>> START DATASET CONTENT

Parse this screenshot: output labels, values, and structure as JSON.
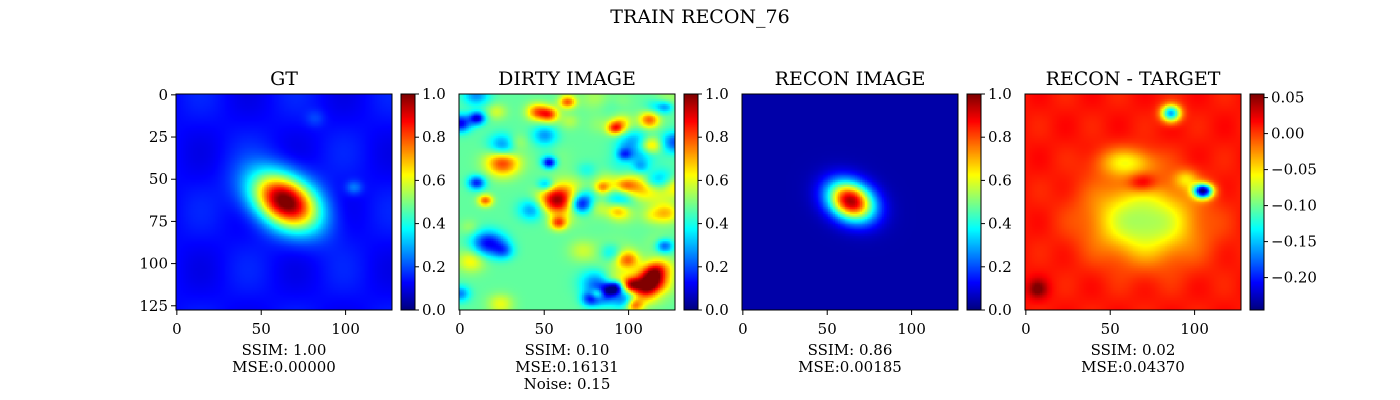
{
  "suptitle": "TRAIN RECON_76",
  "colormap": "jet",
  "axes": {
    "tick_values": [
      0,
      50,
      100
    ],
    "y_tick_values": [
      0,
      25,
      50,
      75,
      100,
      125
    ],
    "x_tick_labels": [
      "0",
      "50",
      "100"
    ],
    "y_tick_labels": [
      "0",
      "25",
      "50",
      "75",
      "100",
      "125"
    ],
    "pixel_range": [
      0,
      127
    ]
  },
  "panels": [
    {
      "title": "GT",
      "image": "ground-truth",
      "colorbar_range": [
        0.0,
        1.0
      ],
      "colorbar_ticks": [
        "0.0",
        "0.2",
        "0.4",
        "0.6",
        "0.8",
        "1.0"
      ],
      "caption": [
        "SSIM: 1.00",
        "MSE:0.00000"
      ]
    },
    {
      "title": "DIRTY IMAGE",
      "image": "dirty",
      "colorbar_range": [
        0.0,
        1.0
      ],
      "colorbar_ticks": [
        "0.0",
        "0.2",
        "0.4",
        "0.6",
        "0.8",
        "1.0"
      ],
      "caption": [
        "SSIM: 0.10",
        "MSE:0.16131",
        "Noise: 0.15"
      ]
    },
    {
      "title": "RECON IMAGE",
      "image": "reconstruction",
      "colorbar_range": [
        0.0,
        1.0
      ],
      "colorbar_ticks": [
        "0.0",
        "0.2",
        "0.4",
        "0.6",
        "0.8",
        "1.0"
      ],
      "caption": [
        "SSIM: 0.86",
        "MSE:0.00185"
      ]
    },
    {
      "title": "RECON - TARGET",
      "image": "residual",
      "colorbar_range": [
        -0.245,
        0.055
      ],
      "colorbar_ticks": [
        "0.05",
        "0.00",
        "−0.05",
        "−0.10",
        "−0.15",
        "−0.20"
      ],
      "colorbar_tick_values": [
        0.05,
        0.0,
        -0.05,
        -0.1,
        -0.15,
        -0.2
      ],
      "caption": [
        "SSIM: 0.02",
        "MSE:0.04370"
      ]
    }
  ],
  "chart_data": [
    {
      "type": "heatmap",
      "title": "GT",
      "x_range": [
        0,
        127
      ],
      "y_range": [
        0,
        127
      ],
      "value_range": [
        0.0,
        1.0
      ],
      "metrics": {
        "SSIM": 1.0,
        "MSE": 0.0
      }
    },
    {
      "type": "heatmap",
      "title": "DIRTY IMAGE",
      "x_range": [
        0,
        127
      ],
      "y_range": [
        0,
        127
      ],
      "value_range": [
        0.0,
        1.0
      ],
      "metrics": {
        "SSIM": 0.1,
        "MSE": 0.16131,
        "Noise": 0.15
      }
    },
    {
      "type": "heatmap",
      "title": "RECON IMAGE",
      "x_range": [
        0,
        127
      ],
      "y_range": [
        0,
        127
      ],
      "value_range": [
        0.0,
        1.0
      ],
      "metrics": {
        "SSIM": 0.86,
        "MSE": 0.00185
      }
    },
    {
      "type": "heatmap",
      "title": "RECON - TARGET",
      "x_range": [
        0,
        127
      ],
      "y_range": [
        0,
        127
      ],
      "value_range": [
        -0.245,
        0.055
      ],
      "metrics": {
        "SSIM": 0.02,
        "MSE": 0.0437
      }
    }
  ]
}
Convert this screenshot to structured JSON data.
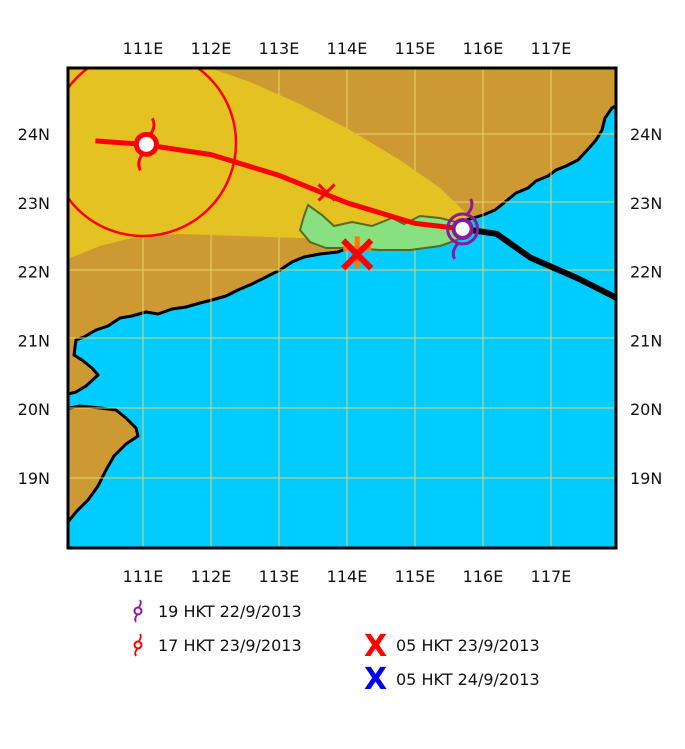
{
  "axes": {
    "lon_labels": [
      "111E",
      "112E",
      "113E",
      "114E",
      "115E",
      "116E",
      "117E"
    ],
    "lat_labels": [
      "24N",
      "23N",
      "22N",
      "21N",
      "20N",
      "19N"
    ]
  },
  "colors": {
    "sea": "#00ccff",
    "land": "#cc9933",
    "cone": "#e4c422",
    "warning_area": "#88e080",
    "past_track": "#000000",
    "forecast_track": "#ff0000",
    "purple_symbol": "#8a1a9a",
    "red_symbol": "#ff0000",
    "blue_mark": "#0000ee",
    "gridline": "#e6d36a"
  },
  "track": {
    "past": [
      [
        118.0,
        21.6
      ],
      [
        117.4,
        21.9
      ],
      [
        116.7,
        22.2
      ],
      [
        116.2,
        22.55
      ],
      [
        115.7,
        22.62
      ]
    ],
    "forecast": [
      [
        115.7,
        22.62
      ],
      [
        115.0,
        22.7
      ],
      [
        114.0,
        23.0
      ],
      [
        113.0,
        23.4
      ],
      [
        112.0,
        23.7
      ],
      [
        111.0,
        23.85
      ],
      [
        110.3,
        23.9
      ]
    ],
    "current_position": [
      115.7,
      22.62
    ],
    "forecast_position": [
      111.05,
      23.85
    ],
    "intermediate_mark": [
      113.7,
      23.15
    ],
    "impact_mark": [
      114.15,
      22.25
    ]
  },
  "legend": {
    "items": [
      {
        "symbol": "purple-typhoon-icon",
        "label": "19 HKT 22/9/2013"
      },
      {
        "symbol": "red-typhoon-icon",
        "label": "17 HKT 23/9/2013"
      },
      {
        "symbol": "red-x-icon",
        "label": "05 HKT 23/9/2013"
      },
      {
        "symbol": "blue-x-icon",
        "label": "05 HKT 24/9/2013"
      }
    ],
    "x_glyph": "X"
  }
}
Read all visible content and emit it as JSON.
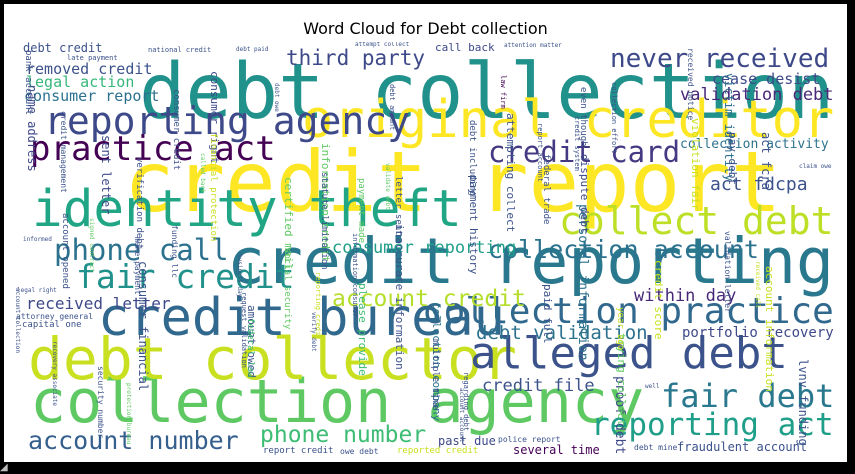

>> END DATASET CONTENT

• **AIM**:
Each entry must be retyped word for word, with every image omitted.

• **ANSWER TO THIS PROBLEM**:
Parse this screenshot: output labels, values, and structure as JSON.
{
  "suptitle": "TRAIN RECON_76",
  "colormap": "jet",
  "axes": {
    "tick_values": [
      0,
      50,
      100
    ],
    "y_tick_values": [
      0,
      25,
      50,
      75,
      100,
      125
    ],
    "x_tick_labels": [
      "0",
      "50",
      "100"
    ],
    "y_tick_labels": [
      "0",
      "25",
      "50",
      "75",
      "100",
      "125"
    ],
    "pixel_range": [
      0,
      127
    ]
  },
  "panels": [
    {
      "title": "GT",
      "image": "ground-truth",
      "colorbar_range": [
        0.0,
        1.0
      ],
      "colorbar_ticks": [
        "0.0",
        "0.2",
        "0.4",
        "0.6",
        "0.8",
        "1.0"
      ],
      "caption": [
        "SSIM: 1.00",
        "MSE:0.00000"
      ]
    },
    {
      "title": "DIRTY IMAGE",
      "image": "dirty",
      "colorbar_range": [
        0.0,
        1.0
      ],
      "colorbar_ticks": [
        "0.0",
        "0.2",
        "0.4",
        "0.6",
        "0.8",
        "1.0"
      ],
      "caption": [
        "SSIM: 0.10",
        "MSE:0.16131",
        "Noise: 0.15"
      ]
    },
    {
      "title": "RECON IMAGE",
      "image": "reconstruction",
      "colorbar_range": [
        0.0,
        1.0
      ],
      "colorbar_ticks": [
        "0.0",
        "0.2",
        "0.4",
        "0.6",
        "0.8",
        "1.0"
      ],
      "caption": [
        "SSIM: 0.86",
        "MSE:0.00185"
      ]
    },
    {
      "title": "RECON - TARGET",
      "image": "residual",
      "colorbar_range": [
        -0.245,
        0.055
      ],
      "colorbar_ticks": [
        "0.05",
        "0.00",
        "−0.05",
        "−0.10",
        "−0.15",
        "−0.20"
      ],
      "colorbar_tick_values": [
        0.05,
        0.0,
        -0.05,
        -0.1,
        -0.15,
        -0.2
      ],
      "caption": [
        "SSIM: 0.02",
        "MSE:0.04370"
      ]
    }
  ],
  "chart_data": [
    {
      "type": "heatmap",
      "title": "GT",
      "x_range": [
        0,
        127
      ],
      "y_range": [
        0,
        127
      ],
      "value_range": [
        0.0,
        1.0
      ],
      "metrics": {
        "SSIM": 1.0,
        "MSE": 0.0
      }
    },
    {
      "type": "heatmap",
      "title": "DIRTY IMAGE",
      "x_range": [
        0,
        127
      ],
      "y_range": [
        0,
        127
      ],
      "value_range": [
        0.0,
        1.0
      ],
      "metrics": {
        "SSIM": 0.1,
        "MSE": 0.16131,
        "Noise": 0.15
      }
    },
    {
      "type": "heatmap",
      "title": "RECON IMAGE",
      "x_range": [
        0,
        127
      ],
      "y_range": [
        0,
        127
      ],
      "value_range": [
        0.0,
        1.0
      ],
      "metrics": {
        "SSIM": 0.86,
        "MSE": 0.00185
      }
    },
    {
      "type": "heatmap",
      "title": "RECON - TARGET",
      "x_range": [
        0,
        127
      ],
      "y_range": [
        0,
        127
      ],
      "value_range": [
        -0.245,
        0.055
      ],
      "metrics": {
        "SSIM": 0.02,
        "MSE": 0.0437
      }
    }
  ]
}
Convert this screenshot to structured JSON data.
{
  "axes": {
    "lon_labels": [
      "111E",
      "112E",
      "113E",
      "114E",
      "115E",
      "116E",
      "117E"
    ],
    "lat_labels": [
      "24N",
      "23N",
      "22N",
      "21N",
      "20N",
      "19N"
    ]
  },
  "colors": {
    "sea": "#00ccff",
    "land": "#cc9933",
    "cone": "#e4c422",
    "warning_area": "#88e080",
    "past_track": "#000000",
    "forecast_track": "#ff0000",
    "purple_symbol": "#8a1a9a",
    "red_symbol": "#ff0000",
    "blue_mark": "#0000ee",
    "gridline": "#e6d36a"
  },
  "track": {
    "past": [
      [
        118.0,
        21.6
      ],
      [
        117.4,
        21.9
      ],
      [
        116.7,
        22.2
      ],
      [
        116.2,
        22.55
      ],
      [
        115.7,
        22.62
      ]
    ],
    "forecast": [
      [
        115.7,
        22.62
      ],
      [
        115.0,
        22.7
      ],
      [
        114.0,
        23.0
      ],
      [
        113.0,
        23.4
      ],
      [
        112.0,
        23.7
      ],
      [
        111.0,
        23.85
      ],
      [
        110.3,
        23.9
      ]
    ],
    "current_position": [
      115.7,
      22.62
    ],
    "forecast_position": [
      111.05,
      23.85
    ],
    "intermediate_mark": [
      113.7,
      23.15
    ],
    "impact_mark": [
      114.15,
      22.25
    ]
  },
  "legend": {
    "items": [
      {
        "symbol": "purple-typhoon-icon",
        "label": "19 HKT 22/9/2013"
      },
      {
        "symbol": "red-typhoon-icon",
        "label": "17 HKT 23/9/2013"
      },
      {
        "symbol": "red-x-icon",
        "label": "05 HKT 23/9/2013"
      },
      {
        "symbol": "blue-x-icon",
        "label": "05 HKT 24/9/2013"
      }
    ],
    "x_glyph": "X"
  }
}
Read all visible content and emit it as JSON.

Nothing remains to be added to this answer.